Problem to solve: Your task is to repeat the entries exactly. Leave the pictures out.

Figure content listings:
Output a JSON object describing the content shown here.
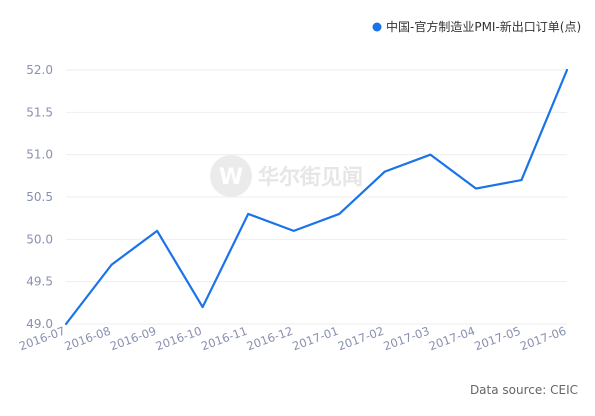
{
  "chart_data": {
    "type": "line",
    "categories": [
      "2016-07",
      "2016-08",
      "2016-09",
      "2016-10",
      "2016-11",
      "2016-12",
      "2017-01",
      "2017-02",
      "2017-03",
      "2017-04",
      "2017-05",
      "2017-06"
    ],
    "series": [
      {
        "name": "中国-官方制造业PMI-新出口订单(点)",
        "values": [
          49.0,
          49.7,
          50.1,
          49.2,
          50.3,
          50.1,
          50.3,
          50.8,
          51.0,
          50.6,
          50.7,
          52.0
        ]
      }
    ],
    "yticks": [
      "49.0",
      "49.5",
      "50.0",
      "50.5",
      "51.0",
      "51.5",
      "52.0"
    ],
    "ylim": [
      49.0,
      52.0
    ],
    "grid": true,
    "legend_position": "top-right",
    "colors": {
      "line": "#1a73e8",
      "grid": "#eeeeee",
      "tick": "#8a90b0"
    }
  },
  "watermark": {
    "text": "华尔街见闻",
    "logo_letter": "W"
  },
  "source": "Data source: CEIC"
}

Solution below:
Output a JSON object describing the content shown here.
{
  "chart_data": {
    "type": "line",
    "categories": [
      "2016-07",
      "2016-08",
      "2016-09",
      "2016-10",
      "2016-11",
      "2016-12",
      "2017-01",
      "2017-02",
      "2017-03",
      "2017-04",
      "2017-05",
      "2017-06"
    ],
    "series": [
      {
        "name": "中国-官方制造业PMI-新出口订单(点)",
        "values": [
          49.0,
          49.7,
          50.1,
          49.2,
          50.3,
          50.1,
          50.3,
          50.8,
          51.0,
          50.6,
          50.7,
          52.0
        ]
      }
    ],
    "yticks": [
      "49.0",
      "49.5",
      "50.0",
      "50.5",
      "51.0",
      "51.5",
      "52.0"
    ],
    "ylim": [
      49.0,
      52.0
    ],
    "grid": true,
    "legend_position": "top-right",
    "colors": {
      "line": "#1a73e8",
      "grid": "#eeeeee",
      "tick": "#8a90b0"
    }
  },
  "watermark": {
    "text": "华尔街见闻",
    "logo_letter": "W"
  },
  "source": "Data source: CEIC"
}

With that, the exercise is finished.